**STATED GOAL**. Write out each line exactly as given. Leave the pictures out of your copy.
** Begin PROVIDED RECORDS **
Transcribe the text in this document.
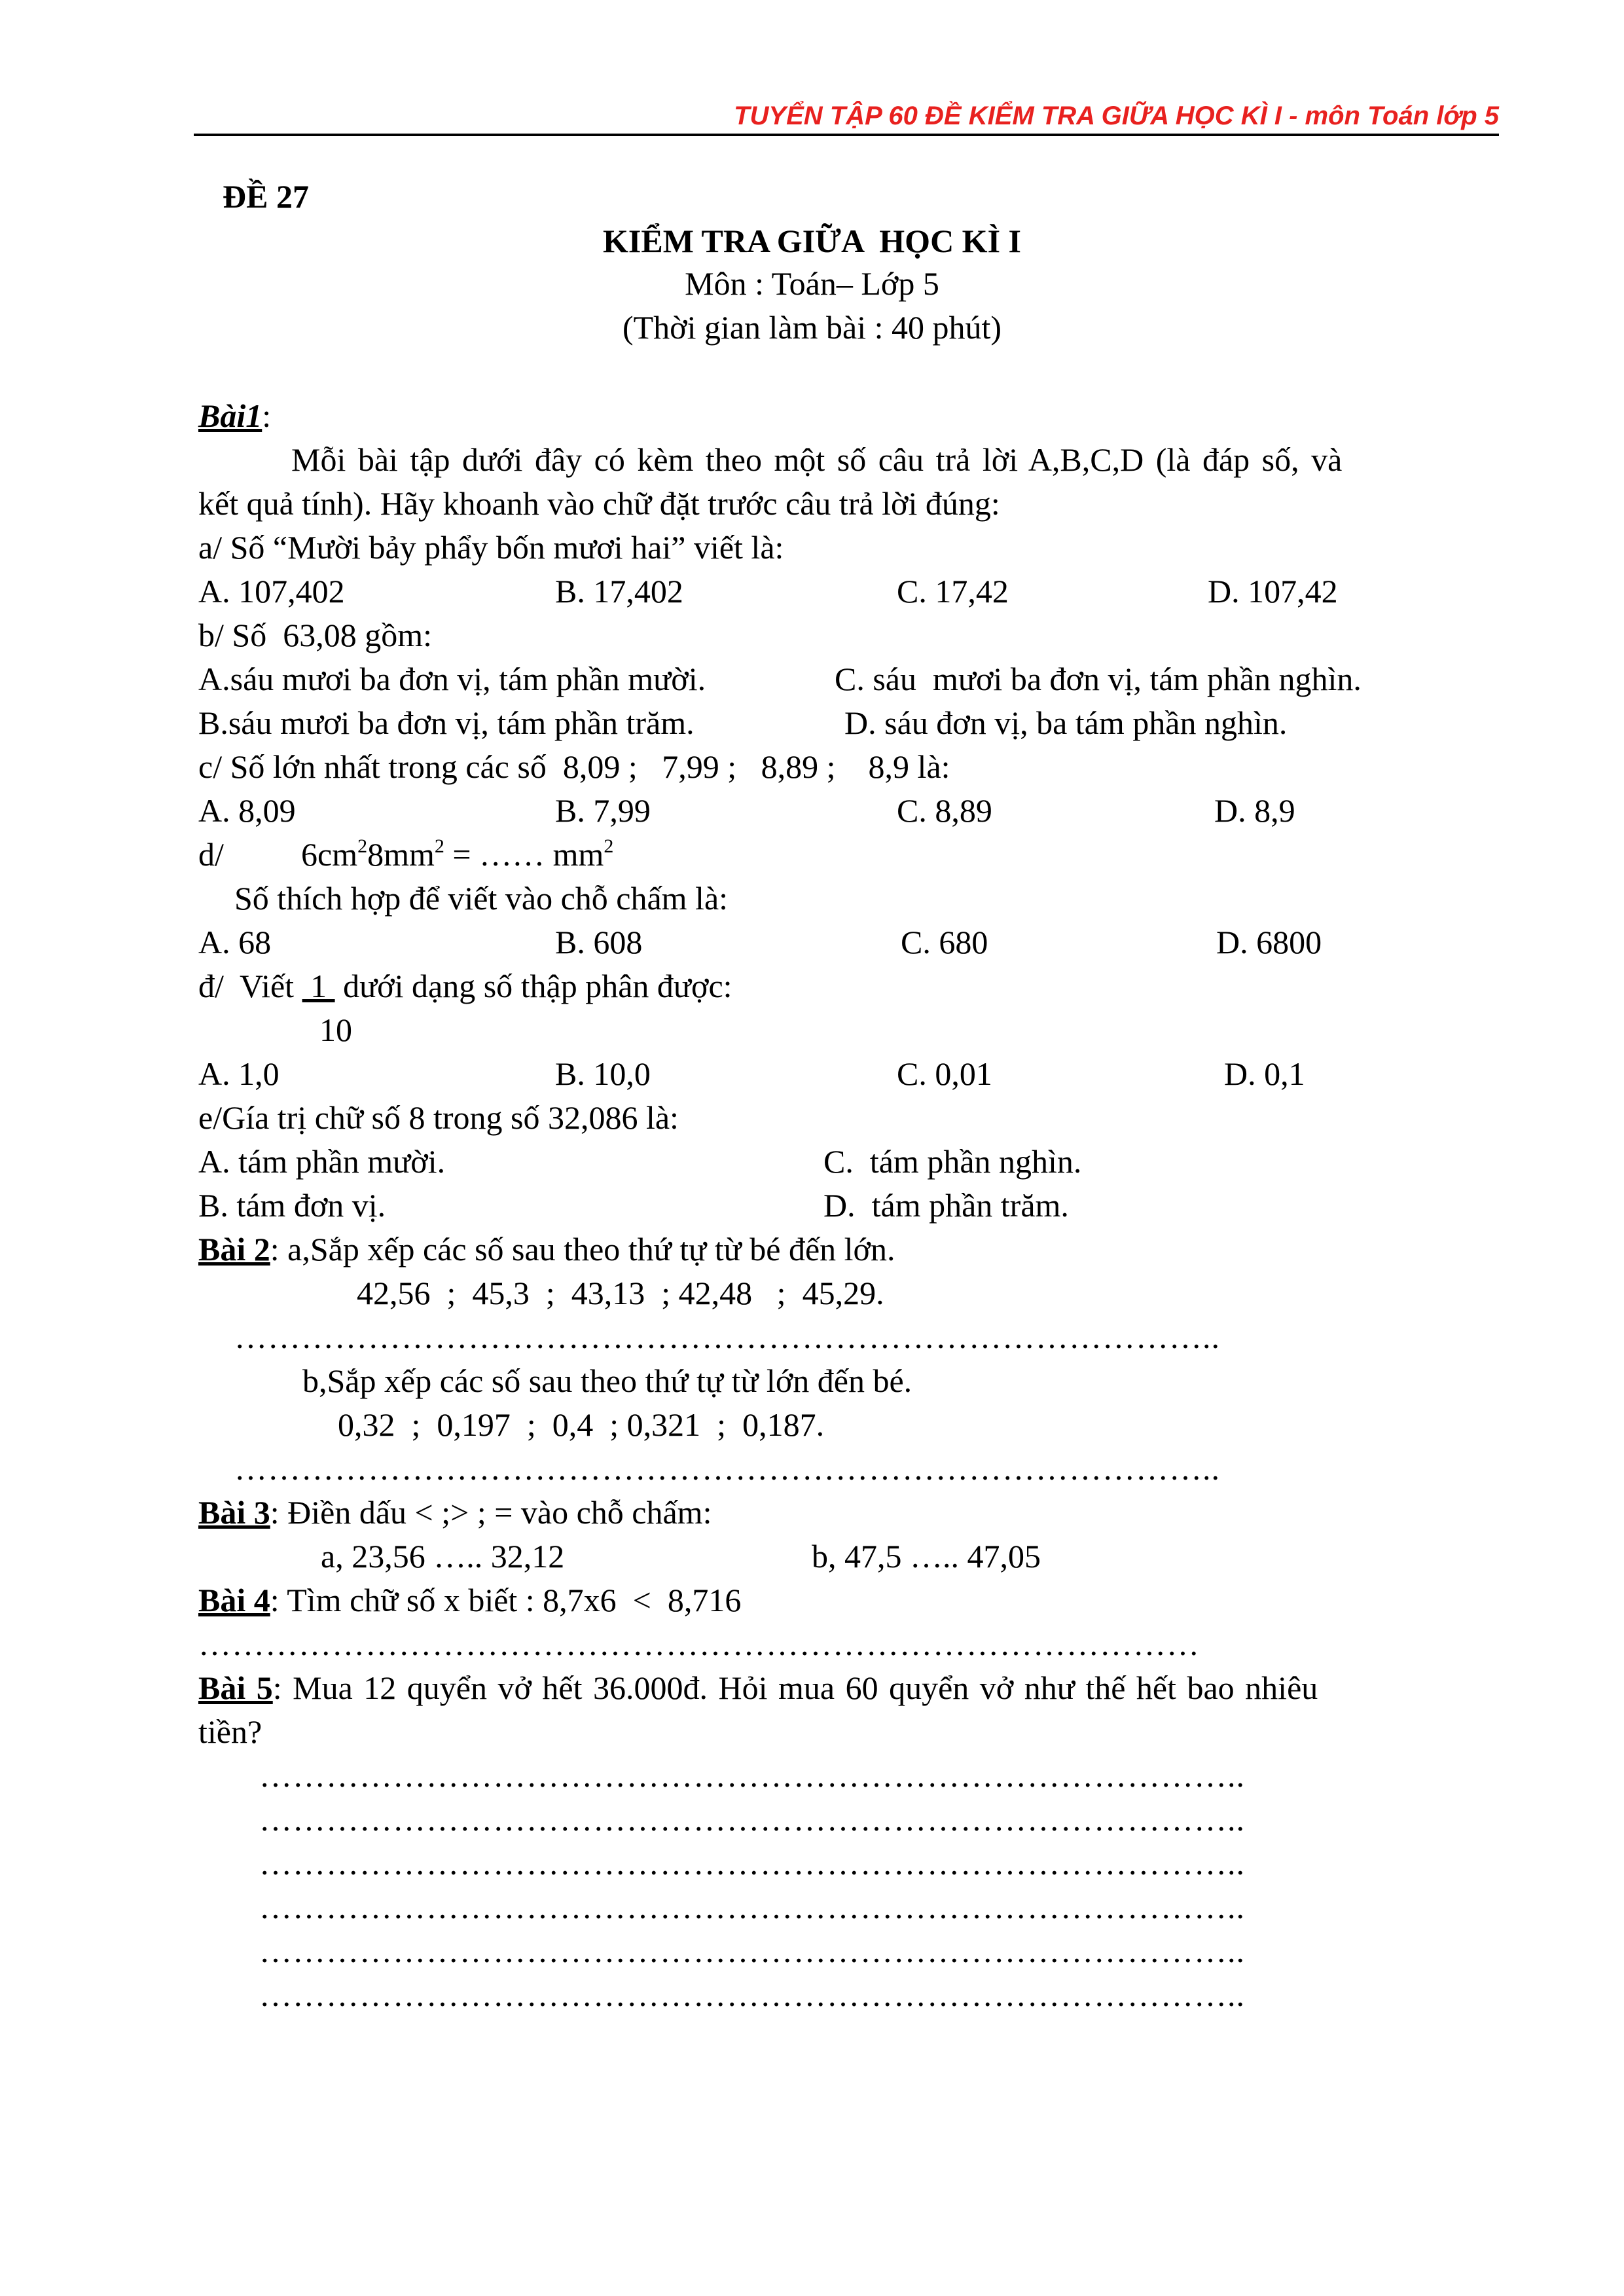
TUYỂN TẬP 60 ĐỀ KIỂM TRA GIỮA HỌC KÌ I - môn Toán lớp 5
ĐỀ 27
KIỂM TRA GIỮA  HỌC KÌ I
Môn : Toán– Lớp 5
(Thời gian làm bài : 40 phút)
Bài1:
Mỗi bài tập dưới đây có kèm theo một số câu trả lời A,B,C,D (là đáp số, và
kết quả tính). Hãy khoanh vào chữ đặt trước câu trả lời đúng:
a/ Số “Mười bảy phẩy bốn mươi hai” viết là:
A. 107,402	B. 17,402	C. 17,42	D. 107,42
b/ Số  63,08 gồm:
A.sáu mươi ba đơn vị, tám phần mười.	C. sáu  mươi ba đơn vị, tám phần nghìn.
B.sáu mươi ba đơn vị, tám phần trăm.	D. sáu đơn vị, ba tám phần nghìn.
c/ Số lớn nhất trong các số  8,09 ;   7,99 ;   8,89 ;    8,9 là:
A. 8,09	B. 7,99	C. 8,89	D. 8,9
d/ $6cm^28mm^2$ = …… $mm^2$
Số thích hợp để viết vào chỗ chấm là:
A. 68	B. 608	C. 680	D. 6800
đ/  Viết  1  dưới dạng số thập phân được:
10
A. 1,0	B. 10,0	C. 0,01	D. 0,1
e/Gía trị chữ số 8 trong số 32,086 là:
A. tám phần mười.	C.  tám phần nghìn.
B. tám đơn vị.	D.  tám phần trăm.
Bài 2: a,Sắp xếp các số sau theo thứ tự từ bé đến lớn.
42,56  ;  45,3  ;  43,13  ; 42,48   ;  45,29.
……………………………………………………………………………..
b,Sắp xếp các số sau theo thứ tự từ lớn đến bé.
0,32  ;  0,197  ;  0,4  ; 0,321  ;  0,187.
……………………………………………………………………………..
Bài 3: Điền dấu < ;> ; = vào chỗ chấm:
a, 23,56 ….. 32,12	b, 47,5 ….. 47,05
Bài 4: Tìm chữ số x biết : 8,7x6  <  8,716
………………………………………………………………………………
Bài 5: Mua 12 quyển vở hết 36.000đ. Hỏi mua 60 quyển vở như thế hết bao nhiêu
tiền?
……………………………………………………………………………..
……………………………………………………………………………..
……………………………………………………………………………..
……………………………………………………………………………..
……………………………………………………………………………..
……………………………………………………………………………..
** End PROVIDED RECORDS **
**OUTPUT BELOW**.
Transcribe the text in this document.
TUYỂN TẬP 60 ĐỀ KIỂM TRA GIỮA HỌC KÌ I - môn Toán lớp 5
ĐỀ 27
KIỂM TRA GIỮA  HỌC KÌ I
Môn : Toán– Lớp 5
(Thời gian làm bài : 40 phút)
Bài1:
Mỗi bài tập dưới đây có kèm theo một số câu trả lời A,B,C,D (là đáp số, và
kết quả tính). Hãy khoanh vào chữ đặt trước câu trả lời đúng:
a/ Số “Mười bảy phẩy bốn mươi hai” viết là:
A. 107,402	B. 17,402	C. 17,42	D. 107,42
b/ Số  63,08 gồm:
A.sáu mươi ba đơn vị, tám phần mười.	C. sáu  mươi ba đơn vị, tám phần nghìn.
B.sáu mươi ba đơn vị, tám phần trăm.	D. sáu đơn vị, ba tám phần nghìn.
c/ Số lớn nhất trong các số  8,09 ;   7,99 ;   8,89 ;    8,9 là:
A. 8,09	B. 7,99	C. 8,89	D. 8,9
d/ $6cm^28mm^2$ = …… $mm^2$
Số thích hợp để viết vào chỗ chấm là:
A. 68	B. 608	C. 680	D. 6800
đ/  Viết  1  dưới dạng số thập phân được:
10
A. 1,0	B. 10,0	C. 0,01	D. 0,1
e/Gía trị chữ số 8 trong số 32,086 là:
A. tám phần mười.	C.  tám phần nghìn.
B. tám đơn vị.	D.  tám phần trăm.
Bài 2: a,Sắp xếp các số sau theo thứ tự từ bé đến lớn.
42,56  ;  45,3  ;  43,13  ; 42,48   ;  45,29.
……………………………………………………………………………..
b,Sắp xếp các số sau theo thứ tự từ lớn đến bé.
0,32  ;  0,197  ;  0,4  ; 0,321  ;  0,187.
……………………………………………………………………………..
Bài 3: Điền dấu < ;> ; = vào chỗ chấm:
a, 23,56 ….. 32,12	b, 47,5 ….. 47,05
Bài 4: Tìm chữ số x biết : 8,7x6  <  8,716
………………………………………………………………………………
Bài 5: Mua 12 quyển vở hết 36.000đ. Hỏi mua 60 quyển vở như thế hết bao nhiêu
tiền?
……………………………………………………………………………..
……………………………………………………………………………..
……………………………………………………………………………..
……………………………………………………………………………..
……………………………………………………………………………..
……………………………………………………………………………..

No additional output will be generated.